== Entries supplied

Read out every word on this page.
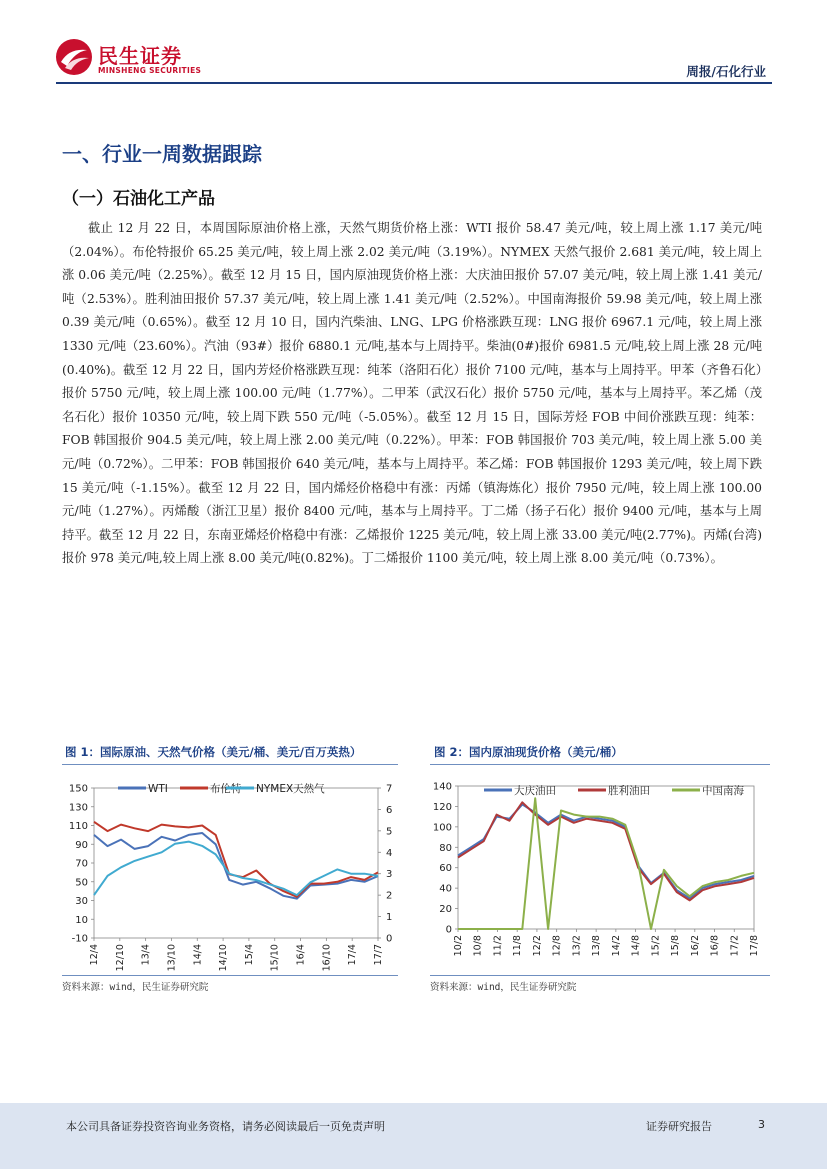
民生证券
MINSHENG SECURITIES	周报/石化行业
一、行业一周数据跟踪
（一）石油化工产品

截止 12 月 22 日，本周国际原油价格上涨，天然气期货价格上涨：WTI 报价 58.47 美元/吨，较上周上涨 1.17 美元/吨（2.04%）。布伦特报价 65.25 美元/吨，较上周上涨 2.02 美元/吨（3.19%）。NYMEX 天然气报价 2.681 美元/吨，较上周上涨 0.06 美元/吨（2.25%）。截至 12 月 15 日，国内原油现货价格上涨：大庆油田报价 57.07 美元/吨，较上周上涨 1.41 美元/吨（2.53%）。胜利油田报价 57.37 美元/吨，较上周上涨 1.41 美元/吨（2.52%）。中国南海报价 59.98 美元/吨，较上周上涨 0.39 美元/吨（0.65%）。截至 12 月 10 日，国内汽柴油、LNG、LPG 价格涨跌互现：LNG 报价 6967.1 元/吨，较上周上涨 1330 元/吨（23.60%）。汽油（93#）报价 6880.1 元/吨,基本与上周持平。柴油(0#)报价 6981.5 元/吨,较上周上涨 28 元/吨(0.40%)。截至 12 月 22 日，国内芳烃价格涨跌互现：纯苯（洛阳石化）报价 7100 元/吨，基本与上周持平。甲苯（齐鲁石化）报价 5750 元/吨，较上周上涨 100.00 元/吨（1.77%）。二甲苯（武汉石化）报价 5750 元/吨，基本与上周持平。苯乙烯（茂名石化）报价 10350 元/吨，较上周下跌 550 元/吨（-5.05%）。截至 12 月 15 日，国际芳烃 FOB 中间价涨跌互现：纯苯：FOB 韩国报价 904.5 美元/吨，较上周上涨 2.00 美元/吨（0.22%）。甲苯：FOB 韩国报价 703 美元/吨，较上周上涨 5.00 美元/吨（0.72%）。二甲苯：FOB 韩国报价 640 美元/吨，基本与上周持平。苯乙烯：FOB 韩国报价 1293 美元/吨，较上周下跌 15 美元/吨（-1.15%）。截至 12 月 22 日，国内烯烃价格稳中有涨：丙烯（镇海炼化）报价 7950 元/吨，较上周上涨 100.00 元/吨（1.27%）。丙烯酸（浙江卫星）报价 8400 元/吨，基本与上周持平。丁二烯（扬子石化）报价 9400 元/吨，基本与上周持平。截至 12 月 22 日，东南亚烯烃价格稳中有涨：乙烯报价 1225 美元/吨，较上周上涨 33.00 美元/吨(2.77%)。丙烯(台湾)报价 978 美元/吨,较上周上涨 8.00 美元/吨(0.82%)。丁二烯报价 1100 美元/吨，较上周上涨 8.00 美元/吨（0.73%）。

图 1：国际原油、天然气价格（美元/桶、美元/百万英热）
-10
10
30
50
70
90
110
130
150
0
1
2
3
4
5
6
7
12/4 12/10 13/4 13/10 14/4 14/10 15/4 15/10 16/4 16/10 17/4 17/7
WTI	布伦特 NYMEX天然气
资料来源：wind，民生证券研究院
图 2：国内原油现货价格（美元/桶）
0
20
40
60
80
100
120
140
10/2 10/8 11/2 11/8 12/2 12/8 13/2 13/8 14/2 14/8 15/2 15/8 16/2 16/8 17/2 17/8
大庆油田	胜利油田	中国南海
资料来源：wind，民生证券研究院
本公司具备证券投资咨询业务资格，请务必阅读最后一页免责声明	证券研究报告	3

====

#### Given request
Omit each picture, then return all of the listing exactly as it stands.

#### Response
Read out every word on this page.
民生证券
MINSHENG SECURITIES	周报/石化行业
一、行业一周数据跟踪
（一）石油化工产品

截止 12 月 22 日，本周国际原油价格上涨，天然气期货价格上涨：WTI 报价 58.47 美元/吨，较上周上涨 1.17 美元/吨（2.04%）。布伦特报价 65.25 美元/吨，较上周上涨 2.02 美元/吨（3.19%）。NYMEX 天然气报价 2.681 美元/吨，较上周上涨 0.06 美元/吨（2.25%）。截至 12 月 15 日，国内原油现货价格上涨：大庆油田报价 57.07 美元/吨，较上周上涨 1.41 美元/吨（2.53%）。胜利油田报价 57.37 美元/吨，较上周上涨 1.41 美元/吨（2.52%）。中国南海报价 59.98 美元/吨，较上周上涨 0.39 美元/吨（0.65%）。截至 12 月 10 日，国内汽柴油、LNG、LPG 价格涨跌互现：LNG 报价 6967.1 元/吨，较上周上涨 1330 元/吨（23.60%）。汽油（93#）报价 6880.1 元/吨,基本与上周持平。柴油(0#)报价 6981.5 元/吨,较上周上涨 28 元/吨(0.40%)。截至 12 月 22 日，国内芳烃价格涨跌互现：纯苯（洛阳石化）报价 7100 元/吨，基本与上周持平。甲苯（齐鲁石化）报价 5750 元/吨，较上周上涨 100.00 元/吨（1.77%）。二甲苯（武汉石化）报价 5750 元/吨，基本与上周持平。苯乙烯（茂名石化）报价 10350 元/吨，较上周下跌 550 元/吨（-5.05%）。截至 12 月 15 日，国际芳烃 FOB 中间价涨跌互现：纯苯：FOB 韩国报价 904.5 美元/吨，较上周上涨 2.00 美元/吨（0.22%）。甲苯：FOB 韩国报价 703 美元/吨，较上周上涨 5.00 美元/吨（0.72%）。二甲苯：FOB 韩国报价 640 美元/吨，基本与上周持平。苯乙烯：FOB 韩国报价 1293 美元/吨，较上周下跌 15 美元/吨（-1.15%）。截至 12 月 22 日，国内烯烃价格稳中有涨：丙烯（镇海炼化）报价 7950 元/吨，较上周上涨 100.00 元/吨（1.27%）。丙烯酸（浙江卫星）报价 8400 元/吨，基本与上周持平。丁二烯（扬子石化）报价 9400 元/吨，基本与上周持平。截至 12 月 22 日，东南亚烯烃价格稳中有涨：乙烯报价 1225 美元/吨，较上周上涨 33.00 美元/吨(2.77%)。丙烯(台湾)报价 978 美元/吨,较上周上涨 8.00 美元/吨(0.82%)。丁二烯报价 1100 美元/吨，较上周上涨 8.00 美元/吨（0.73%）。

图 1：国际原油、天然气价格（美元/桶、美元/百万英热）
-10
10
30
50
70
90
110
130
150
0
1
2
3
4
5
6
7
12/4 12/10 13/4 13/10 14/4 14/10 15/4 15/10 16/4 16/10 17/4 17/7
WTI	布伦特 NYMEX天然气
资料来源：wind，民生证券研究院
图 2：国内原油现货价格（美元/桶）
0
20
40
60
80
100
120
140
10/2 10/8 11/2 11/8 12/2 12/8 13/2 13/8 14/2 14/8 15/2 15/8 16/2 16/8 17/2 17/8
大庆油田	胜利油田	中国南海
资料来源：wind，民生证券研究院
本公司具备证券投资咨询业务资格，请务必阅读最后一页免责声明	证券研究报告	3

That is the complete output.